- [Your goal]: Update the listing below by changing each "tick-row" to "trade-row" and leaving every other character unchanged.

++++++

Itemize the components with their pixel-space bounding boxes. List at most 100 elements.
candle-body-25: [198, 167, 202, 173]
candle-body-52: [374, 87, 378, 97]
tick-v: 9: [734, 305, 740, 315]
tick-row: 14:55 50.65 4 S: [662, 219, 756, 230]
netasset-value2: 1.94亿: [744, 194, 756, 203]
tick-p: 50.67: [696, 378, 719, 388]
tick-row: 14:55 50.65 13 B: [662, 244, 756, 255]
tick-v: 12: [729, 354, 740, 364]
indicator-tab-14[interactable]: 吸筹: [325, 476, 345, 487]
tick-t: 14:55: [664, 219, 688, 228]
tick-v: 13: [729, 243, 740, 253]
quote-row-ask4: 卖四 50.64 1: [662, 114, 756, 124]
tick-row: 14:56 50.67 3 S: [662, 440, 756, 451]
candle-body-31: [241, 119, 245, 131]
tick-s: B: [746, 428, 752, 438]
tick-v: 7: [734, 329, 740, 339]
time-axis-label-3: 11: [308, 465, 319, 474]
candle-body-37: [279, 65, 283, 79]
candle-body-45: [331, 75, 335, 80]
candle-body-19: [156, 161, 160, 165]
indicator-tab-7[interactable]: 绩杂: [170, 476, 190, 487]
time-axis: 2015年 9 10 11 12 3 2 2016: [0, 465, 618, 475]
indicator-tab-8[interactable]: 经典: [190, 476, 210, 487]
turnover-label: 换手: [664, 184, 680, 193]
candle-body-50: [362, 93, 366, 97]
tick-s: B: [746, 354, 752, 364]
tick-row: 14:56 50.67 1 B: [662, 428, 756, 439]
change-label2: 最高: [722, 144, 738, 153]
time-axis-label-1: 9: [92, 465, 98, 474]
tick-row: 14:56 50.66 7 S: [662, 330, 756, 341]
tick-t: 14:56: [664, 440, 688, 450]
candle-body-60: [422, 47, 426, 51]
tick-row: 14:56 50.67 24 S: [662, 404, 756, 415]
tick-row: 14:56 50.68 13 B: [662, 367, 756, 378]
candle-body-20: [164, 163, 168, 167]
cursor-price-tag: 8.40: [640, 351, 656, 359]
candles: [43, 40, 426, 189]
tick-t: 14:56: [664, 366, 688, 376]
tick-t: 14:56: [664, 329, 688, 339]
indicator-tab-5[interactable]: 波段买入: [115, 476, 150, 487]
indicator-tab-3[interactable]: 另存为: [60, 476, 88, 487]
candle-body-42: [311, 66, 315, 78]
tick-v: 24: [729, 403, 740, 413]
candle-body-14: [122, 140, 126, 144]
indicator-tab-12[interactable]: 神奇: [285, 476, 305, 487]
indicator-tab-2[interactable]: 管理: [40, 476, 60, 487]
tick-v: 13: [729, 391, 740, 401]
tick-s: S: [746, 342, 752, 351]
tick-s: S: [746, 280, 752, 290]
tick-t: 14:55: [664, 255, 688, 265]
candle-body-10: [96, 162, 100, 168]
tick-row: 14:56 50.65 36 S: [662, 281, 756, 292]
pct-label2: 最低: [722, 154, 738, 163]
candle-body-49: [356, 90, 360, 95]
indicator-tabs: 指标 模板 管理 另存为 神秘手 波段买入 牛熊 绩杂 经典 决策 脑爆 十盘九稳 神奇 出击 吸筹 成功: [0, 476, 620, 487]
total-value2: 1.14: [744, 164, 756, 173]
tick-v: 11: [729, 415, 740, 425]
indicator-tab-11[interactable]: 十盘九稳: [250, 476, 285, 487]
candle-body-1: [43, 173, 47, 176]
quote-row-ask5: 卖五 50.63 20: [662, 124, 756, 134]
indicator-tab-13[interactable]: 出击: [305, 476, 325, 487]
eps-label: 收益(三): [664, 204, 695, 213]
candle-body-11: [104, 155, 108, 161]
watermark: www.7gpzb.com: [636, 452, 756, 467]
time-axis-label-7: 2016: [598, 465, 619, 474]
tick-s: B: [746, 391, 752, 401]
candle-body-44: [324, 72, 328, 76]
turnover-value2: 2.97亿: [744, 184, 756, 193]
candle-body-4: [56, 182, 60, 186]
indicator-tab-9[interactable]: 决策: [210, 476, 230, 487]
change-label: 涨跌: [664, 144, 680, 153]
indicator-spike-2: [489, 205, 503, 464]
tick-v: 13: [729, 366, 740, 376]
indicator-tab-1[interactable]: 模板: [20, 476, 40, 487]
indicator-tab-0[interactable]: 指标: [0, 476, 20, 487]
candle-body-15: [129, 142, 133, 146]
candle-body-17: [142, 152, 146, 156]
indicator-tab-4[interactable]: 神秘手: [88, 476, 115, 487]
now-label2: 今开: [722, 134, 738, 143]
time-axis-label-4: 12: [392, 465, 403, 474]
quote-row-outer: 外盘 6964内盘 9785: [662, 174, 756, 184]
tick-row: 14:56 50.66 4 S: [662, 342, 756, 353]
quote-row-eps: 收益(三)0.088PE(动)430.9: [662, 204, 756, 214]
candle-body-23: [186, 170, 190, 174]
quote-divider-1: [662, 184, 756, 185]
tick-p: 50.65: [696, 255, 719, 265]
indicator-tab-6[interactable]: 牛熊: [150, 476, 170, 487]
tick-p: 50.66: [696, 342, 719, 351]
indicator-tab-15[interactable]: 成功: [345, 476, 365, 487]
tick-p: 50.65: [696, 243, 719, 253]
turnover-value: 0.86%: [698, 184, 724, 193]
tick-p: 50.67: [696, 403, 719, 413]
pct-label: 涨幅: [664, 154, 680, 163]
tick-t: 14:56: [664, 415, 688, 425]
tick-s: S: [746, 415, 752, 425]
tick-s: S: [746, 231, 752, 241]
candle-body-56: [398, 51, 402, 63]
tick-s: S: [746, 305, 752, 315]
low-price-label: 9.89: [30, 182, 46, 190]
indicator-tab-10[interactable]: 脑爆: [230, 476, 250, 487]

++++++

- [Result of this task]:
Itemize the components with their pixel-space bounding boxes. List at most 100 elements.
candle-body-25: [198, 167, 202, 173]
candle-body-52: [374, 87, 378, 97]
tick-v: 9: [734, 305, 740, 315]
trade-row: 14:55 50.65 4 S: [662, 219, 756, 230]
netasset-value2: 1.94亿: [744, 194, 756, 203]
tick-p: 50.67: [696, 378, 719, 388]
trade-row: 14:55 50.65 13 B: [662, 244, 756, 255]
tick-v: 12: [729, 354, 740, 364]
indicator-tab-14[interactable]: 吸筹: [325, 476, 345, 487]
tick-t: 14:55: [664, 219, 688, 228]
tick-v: 13: [729, 243, 740, 253]
quote-row-ask4: 卖四 50.64 1: [662, 114, 756, 124]
trade-row: 14:56 50.67 3 S: [662, 440, 756, 451]
candle-body-31: [241, 119, 245, 131]
tick-s: B: [746, 428, 752, 438]
tick-v: 7: [734, 329, 740, 339]
time-axis-label-3: 11: [308, 465, 319, 474]
candle-body-37: [279, 65, 283, 79]
candle-body-45: [331, 75, 335, 80]
candle-body-19: [156, 161, 160, 165]
indicator-tab-7[interactable]: 绩杂: [170, 476, 190, 487]
time-axis: 2015年 9 10 11 12 3 2 2016: [0, 465, 618, 475]
indicator-tab-8[interactable]: 经典: [190, 476, 210, 487]
turnover-label: 换手: [664, 184, 680, 193]
candle-body-50: [362, 93, 366, 97]
tick-s: B: [746, 354, 752, 364]
trade-row: 14:56 50.67 1 B: [662, 428, 756, 439]
change-label2: 最高: [722, 144, 738, 153]
time-axis-label-1: 9: [92, 465, 98, 474]
trade-row: 14:56 50.66 7 S: [662, 330, 756, 341]
tick-t: 14:56: [664, 440, 688, 450]
candle-body-60: [422, 47, 426, 51]
trade-row: 14:56 50.67 24 S: [662, 404, 756, 415]
trade-row: 14:56 50.68 13 B: [662, 367, 756, 378]
candle-body-20: [164, 163, 168, 167]
cursor-price-tag: 8.40: [640, 351, 656, 359]
candles: [43, 40, 426, 189]
tick-t: 14:56: [664, 366, 688, 376]
tick-t: 14:56: [664, 329, 688, 339]
indicator-tab-5[interactable]: 波段买入: [115, 476, 150, 487]
indicator-tab-3[interactable]: 另存为: [60, 476, 88, 487]
candle-body-42: [311, 66, 315, 78]
tick-v: 24: [729, 403, 740, 413]
candle-body-14: [122, 140, 126, 144]
indicator-tab-12[interactable]: 神奇: [285, 476, 305, 487]
indicator-tab-2[interactable]: 管理: [40, 476, 60, 487]
tick-v: 13: [729, 391, 740, 401]
tick-s: S: [746, 342, 752, 351]
tick-s: S: [746, 280, 752, 290]
tick-t: 14:55: [664, 255, 688, 265]
candle-body-10: [96, 162, 100, 168]
trade-row: 14:56 50.65 36 S: [662, 281, 756, 292]
pct-label2: 最低: [722, 154, 738, 163]
candle-body-49: [356, 90, 360, 95]
indicator-tabs: 指标 模板 管理 另存为 神秘手 波段买入 牛熊 绩杂 经典 决策 脑爆 十盘九稳 神奇 出击 吸筹 成功: [0, 476, 620, 487]
total-value2: 1.14: [744, 164, 756, 173]
tick-v: 11: [729, 415, 740, 425]
indicator-tab-11[interactable]: 十盘九稳: [250, 476, 285, 487]
candle-body-1: [43, 173, 47, 176]
quote-row-ask5: 卖五 50.63 20: [662, 124, 756, 134]
indicator-tab-13[interactable]: 出击: [305, 476, 325, 487]
eps-label: 收益(三): [664, 204, 695, 213]
candle-body-11: [104, 155, 108, 161]
watermark: www.7gpzb.com: [636, 452, 756, 467]
time-axis-label-7: 2016: [598, 465, 619, 474]
tick-s: B: [746, 391, 752, 401]
candle-body-44: [324, 72, 328, 76]
turnover-value2: 2.97亿: [744, 184, 756, 193]
candle-body-4: [56, 182, 60, 186]
indicator-tab-9[interactable]: 决策: [210, 476, 230, 487]
change-label: 涨跌: [664, 144, 680, 153]
indicator-spike-2: [489, 205, 503, 464]
tick-v: 13: [729, 366, 740, 376]
indicator-tab-1[interactable]: 模板: [20, 476, 40, 487]
indicator-tab-0[interactable]: 指标: [0, 476, 20, 487]
candle-body-15: [129, 142, 133, 146]
candle-body-17: [142, 152, 146, 156]
indicator-tab-4[interactable]: 神秘手: [88, 476, 115, 487]
now-label2: 今开: [722, 134, 738, 143]
time-axis-label-4: 12: [392, 465, 403, 474]
quote-row-outer: 外盘 6964内盘 9785: [662, 174, 756, 184]
trade-row: 14:56 50.66 4 S: [662, 342, 756, 353]
quote-row-eps: 收益(三)0.088PE(动)430.9: [662, 204, 756, 214]
candle-body-23: [186, 170, 190, 174]
quote-divider-1: [662, 184, 756, 185]
tick-p: 50.65: [696, 255, 719, 265]
indicator-tab-6[interactable]: 牛熊: [150, 476, 170, 487]
tick-p: 50.66: [696, 342, 719, 351]
indicator-tab-15[interactable]: 成功: [345, 476, 365, 487]
tick-p: 50.65: [696, 243, 719, 253]
turnover-value: 0.86%: [698, 184, 724, 193]
tick-p: 50.67: [696, 403, 719, 413]
pct-label: 涨幅: [664, 154, 680, 163]
tick-t: 14:56: [664, 415, 688, 425]
tick-s: S: [746, 415, 752, 425]
tick-s: S: [746, 231, 752, 241]
candle-body-56: [398, 51, 402, 63]
tick-s: S: [746, 305, 752, 315]
low-price-label: 9.89: [30, 182, 46, 190]
indicator-tab-10[interactable]: 脑爆: [230, 476, 250, 487]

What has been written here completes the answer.